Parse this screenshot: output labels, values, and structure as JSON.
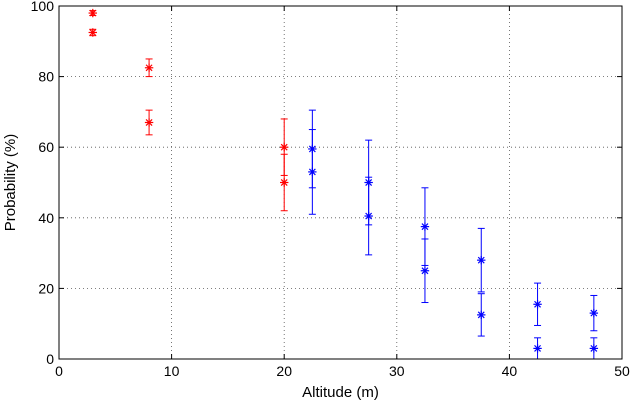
{
  "chart_data": {
    "type": "scatter",
    "xlabel": "Altitude (m)",
    "ylabel": "Probability (%)",
    "xlim": [
      0,
      50
    ],
    "ylim": [
      0,
      100
    ],
    "xticks": [
      0,
      10,
      20,
      30,
      40,
      50
    ],
    "yticks": [
      0,
      20,
      40,
      60,
      80,
      100
    ],
    "grid": true,
    "marker": "asterisk",
    "series": [
      {
        "color": "#ff0000",
        "points": [
          {
            "x": 3,
            "y": 98,
            "lo": 97.3,
            "hi": 98.7
          },
          {
            "x": 3,
            "y": 92.5,
            "lo": 91.6,
            "hi": 93.4
          },
          {
            "x": 8,
            "y": 82.5,
            "lo": 80,
            "hi": 85
          },
          {
            "x": 8,
            "y": 67,
            "lo": 63.5,
            "hi": 70.5
          },
          {
            "x": 20,
            "y": 60,
            "lo": 52,
            "hi": 68
          },
          {
            "x": 20,
            "y": 50,
            "lo": 42,
            "hi": 58
          }
        ]
      },
      {
        "color": "#0000ff",
        "points": [
          {
            "x": 22.5,
            "y": 59.5,
            "lo": 48.5,
            "hi": 70.5
          },
          {
            "x": 22.5,
            "y": 53,
            "lo": 41,
            "hi": 65
          },
          {
            "x": 27.5,
            "y": 50,
            "lo": 38,
            "hi": 62
          },
          {
            "x": 27.5,
            "y": 40.5,
            "lo": 29.5,
            "hi": 51.5
          },
          {
            "x": 32.5,
            "y": 37.5,
            "lo": 26.5,
            "hi": 48.5
          },
          {
            "x": 32.5,
            "y": 25,
            "lo": 16,
            "hi": 34
          },
          {
            "x": 37.5,
            "y": 28,
            "lo": 19,
            "hi": 37
          },
          {
            "x": 37.5,
            "y": 12.5,
            "lo": 6.5,
            "hi": 18.5
          },
          {
            "x": 42.5,
            "y": 15.5,
            "lo": 9.5,
            "hi": 21.5
          },
          {
            "x": 42.5,
            "y": 3,
            "lo": 0,
            "hi": 6
          },
          {
            "x": 47.5,
            "y": 13,
            "lo": 8,
            "hi": 18
          },
          {
            "x": 47.5,
            "y": 3,
            "lo": 0,
            "hi": 6
          }
        ]
      }
    ]
  }
}
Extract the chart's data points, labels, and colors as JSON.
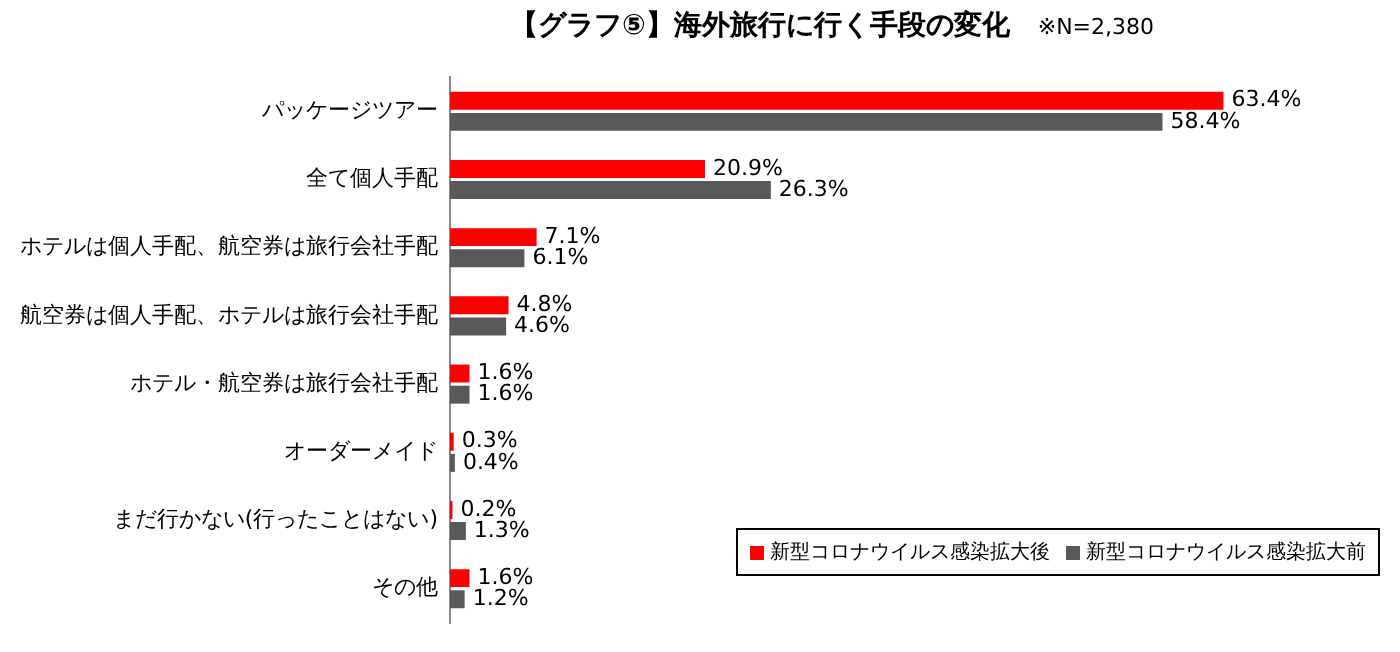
{
  "chart_data": {
    "type": "bar",
    "orientation": "horizontal",
    "title": "【グラフ⑤】海外旅行に行く手段の変化",
    "subtitle": "※N=2,380",
    "categories": [
      "パッケージツアー",
      "全て個人手配",
      "ホテルは個人手配、航空券は旅行会社手配",
      "航空券は個人手配、ホテルは旅行会社手配",
      "ホテル・航空券は旅行会社手配",
      "オーダーメイド",
      "まだ行かない(行ったことはない)",
      "その他"
    ],
    "series": [
      {
        "name": "新型コロナウイルス感染拡大後",
        "color": "#ff0000",
        "values": [
          63.4,
          20.9,
          7.1,
          4.8,
          1.6,
          0.3,
          0.2,
          1.6
        ],
        "value_labels": [
          "63.4%",
          "20.9%",
          "7.1%",
          "4.8%",
          "1.6%",
          "0.3%",
          "0.2%",
          "1.6%"
        ]
      },
      {
        "name": "新型コロナウイルス感染拡大前",
        "color": "#595959",
        "values": [
          58.4,
          26.3,
          6.1,
          4.6,
          1.6,
          0.4,
          1.3,
          1.2
        ],
        "value_labels": [
          "58.4%",
          "26.3%",
          "6.1%",
          "4.6%",
          "1.6%",
          "0.4%",
          "1.3%",
          "1.2%"
        ]
      }
    ],
    "legend": "bottom right"
  }
}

**Aim of the task**: Make an exact copy of all the material, but keep the pictures out of it.

**Output of the exercise**:
Parse this screenshot: output labels, values, and structure as JSON.
{
  "chart_data": {
    "type": "scatter",
    "xlabel": "Altitude (m)",
    "ylabel": "Probability (%)",
    "xlim": [
      0,
      50
    ],
    "ylim": [
      0,
      100
    ],
    "xticks": [
      0,
      10,
      20,
      30,
      40,
      50
    ],
    "yticks": [
      0,
      20,
      40,
      60,
      80,
      100
    ],
    "grid": true,
    "marker": "asterisk",
    "series": [
      {
        "color": "#ff0000",
        "points": [
          {
            "x": 3,
            "y": 98,
            "lo": 97.3,
            "hi": 98.7
          },
          {
            "x": 3,
            "y": 92.5,
            "lo": 91.6,
            "hi": 93.4
          },
          {
            "x": 8,
            "y": 82.5,
            "lo": 80,
            "hi": 85
          },
          {
            "x": 8,
            "y": 67,
            "lo": 63.5,
            "hi": 70.5
          },
          {
            "x": 20,
            "y": 60,
            "lo": 52,
            "hi": 68
          },
          {
            "x": 20,
            "y": 50,
            "lo": 42,
            "hi": 58
          }
        ]
      },
      {
        "color": "#0000ff",
        "points": [
          {
            "x": 22.5,
            "y": 59.5,
            "lo": 48.5,
            "hi": 70.5
          },
          {
            "x": 22.5,
            "y": 53,
            "lo": 41,
            "hi": 65
          },
          {
            "x": 27.5,
            "y": 50,
            "lo": 38,
            "hi": 62
          },
          {
            "x": 27.5,
            "y": 40.5,
            "lo": 29.5,
            "hi": 51.5
          },
          {
            "x": 32.5,
            "y": 37.5,
            "lo": 26.5,
            "hi": 48.5
          },
          {
            "x": 32.5,
            "y": 25,
            "lo": 16,
            "hi": 34
          },
          {
            "x": 37.5,
            "y": 28,
            "lo": 19,
            "hi": 37
          },
          {
            "x": 37.5,
            "y": 12.5,
            "lo": 6.5,
            "hi": 18.5
          },
          {
            "x": 42.5,
            "y": 15.5,
            "lo": 9.5,
            "hi": 21.5
          },
          {
            "x": 42.5,
            "y": 3,
            "lo": 0,
            "hi": 6
          },
          {
            "x": 47.5,
            "y": 13,
            "lo": 8,
            "hi": 18
          },
          {
            "x": 47.5,
            "y": 3,
            "lo": 0,
            "hi": 6
          }
        ]
      }
    ]
  }
}
Extract the chart's data points, labels, and colors as JSON.
{
  "chart_data": {
    "type": "bar",
    "orientation": "horizontal",
    "title": "【グラフ⑤】海外旅行に行く手段の変化",
    "subtitle": "※N=2,380",
    "categories": [
      "パッケージツアー",
      "全て個人手配",
      "ホテルは個人手配、航空券は旅行会社手配",
      "航空券は個人手配、ホテルは旅行会社手配",
      "ホテル・航空券は旅行会社手配",
      "オーダーメイド",
      "まだ行かない(行ったことはない)",
      "その他"
    ],
    "series": [
      {
        "name": "新型コロナウイルス感染拡大後",
        "color": "#ff0000",
        "values": [
          63.4,
          20.9,
          7.1,
          4.8,
          1.6,
          0.3,
          0.2,
          1.6
        ],
        "value_labels": [
          "63.4%",
          "20.9%",
          "7.1%",
          "4.8%",
          "1.6%",
          "0.3%",
          "0.2%",
          "1.6%"
        ]
      },
      {
        "name": "新型コロナウイルス感染拡大前",
        "color": "#595959",
        "values": [
          58.4,
          26.3,
          6.1,
          4.6,
          1.6,
          0.4,
          1.3,
          1.2
        ],
        "value_labels": [
          "58.4%",
          "26.3%",
          "6.1%",
          "4.6%",
          "1.6%",
          "0.4%",
          "1.3%",
          "1.2%"
        ]
      }
    ],
    "legend": "bottom right"
  }
}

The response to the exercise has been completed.